■ GIVEN TEXT
::::

The latest must-have accoutrement among world-class universities, or those aspiring to world-class status, is an international advisory group.
Heidelberg University in Germany has one headed by a former University of Oxford vice-chancellor; the Higher School of Economics in Moscow has one chaired by a Nobel prizewinning US economist; and several Saudi Arabian universities have committees composed of top-ranking academics and business executives.
Their prevalence is a consequence partly of the proliferation of national "excellence initiatives" in various parts of the world, including China, France, Germany, the Russian Federation, Spain and South Korea.
The laudable goals of such committees, which meet on an occasional basis to review and evaluate the institution's plans and performance, include the introduction of new ideas and analysis to help the institution understand itself and improve.
Committee members enter into a relationship with the university that sees them assume a responsibility for its welfare and improvement. They can be called on for occasional advice, generally on a pro bono basis.
Such committees can also confer added prestige on the university. A distinguished group of internationally respected academics provides lustre, and connections with a Nobel laureate are particularly prized.
Meetings of such a diverse group of experts - each with their own interests and commitments - usually happen only once or twice a year, normally at the university, and their sessions are typically attended by the institution's top management.

::::

■ GIVEN DATA

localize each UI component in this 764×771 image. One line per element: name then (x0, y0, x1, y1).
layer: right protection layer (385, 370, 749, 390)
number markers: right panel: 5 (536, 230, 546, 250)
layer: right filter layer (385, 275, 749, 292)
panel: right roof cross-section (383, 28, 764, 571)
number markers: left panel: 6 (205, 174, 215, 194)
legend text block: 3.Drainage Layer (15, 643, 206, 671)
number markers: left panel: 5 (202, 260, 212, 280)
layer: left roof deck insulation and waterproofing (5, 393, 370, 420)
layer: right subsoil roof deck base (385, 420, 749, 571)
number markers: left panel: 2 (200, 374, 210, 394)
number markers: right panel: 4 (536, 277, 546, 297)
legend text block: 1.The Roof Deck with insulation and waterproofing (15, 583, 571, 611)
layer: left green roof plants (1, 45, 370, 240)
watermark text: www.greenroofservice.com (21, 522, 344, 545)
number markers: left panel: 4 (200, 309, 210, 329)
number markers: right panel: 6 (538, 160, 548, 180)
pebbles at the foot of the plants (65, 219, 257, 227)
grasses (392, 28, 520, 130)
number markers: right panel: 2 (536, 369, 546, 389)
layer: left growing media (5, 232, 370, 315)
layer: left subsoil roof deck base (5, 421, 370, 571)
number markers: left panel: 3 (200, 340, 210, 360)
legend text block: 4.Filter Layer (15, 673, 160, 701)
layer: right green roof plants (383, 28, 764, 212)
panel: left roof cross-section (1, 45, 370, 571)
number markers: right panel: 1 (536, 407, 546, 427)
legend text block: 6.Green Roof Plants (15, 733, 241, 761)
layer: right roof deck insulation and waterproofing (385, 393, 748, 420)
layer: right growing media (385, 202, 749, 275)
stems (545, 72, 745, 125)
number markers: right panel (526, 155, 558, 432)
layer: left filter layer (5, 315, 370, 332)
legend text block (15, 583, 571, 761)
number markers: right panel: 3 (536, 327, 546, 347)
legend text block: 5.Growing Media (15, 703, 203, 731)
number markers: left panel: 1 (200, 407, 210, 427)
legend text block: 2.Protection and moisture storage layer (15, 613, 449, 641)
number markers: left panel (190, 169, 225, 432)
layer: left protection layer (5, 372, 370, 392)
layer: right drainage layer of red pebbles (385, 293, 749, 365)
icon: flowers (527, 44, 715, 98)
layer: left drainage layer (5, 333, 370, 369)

::::

■ PROBLEMS TO WORK ON
(a) In the text about university advisory groups, who chairs the advisory group at the Higher School of Economics in Moscow?
(b) Express the rows as a JSON list of strings, one string per line with blank lines left out, starting at the very first row and ending at the line that contains "layer: left green", with both of those lines included.
The rows and the text have nothing to do with each other.

■ TASK-BY-TASK RESULTS
(a) A Nobel prizewinning US economist.

(b)
[
  "localize each UI component in this 764×771 image. One line per element: name then (x0, y0, x1, y1).",
  "layer: right protection layer (385, 370, 749, 390)",
  "number markers: right panel: 5 (536, 230, 546, 250)",
  "layer: right filter layer (385, 275, 749, 292)",
  "panel: right roof cross-section (383, 28, 764, 571)",
  "number markers: left panel: 6 (205, 174, 215, 194)",
  "legend text block: 3.Drainage Layer (15, 643, 206, 671)",
  "number markers: left panel: 5 (202, 260, 212, 280)",
  "layer: left roof deck insulation and waterproofing (5, 393, 370, 420)",
  "layer: right subsoil roof deck base (385, 420, 749, 571)",
  "number markers: left panel: 2 (200, 374, 210, 394)",
  "number markers: right panel: 4 (536, 277, 546, 297)",
  "legend text block: 1.The Roof Deck with insulation and waterproofing (15, 583, 571, 611)",
  "layer: left green roof plants (1, 45, 370, 240)"
]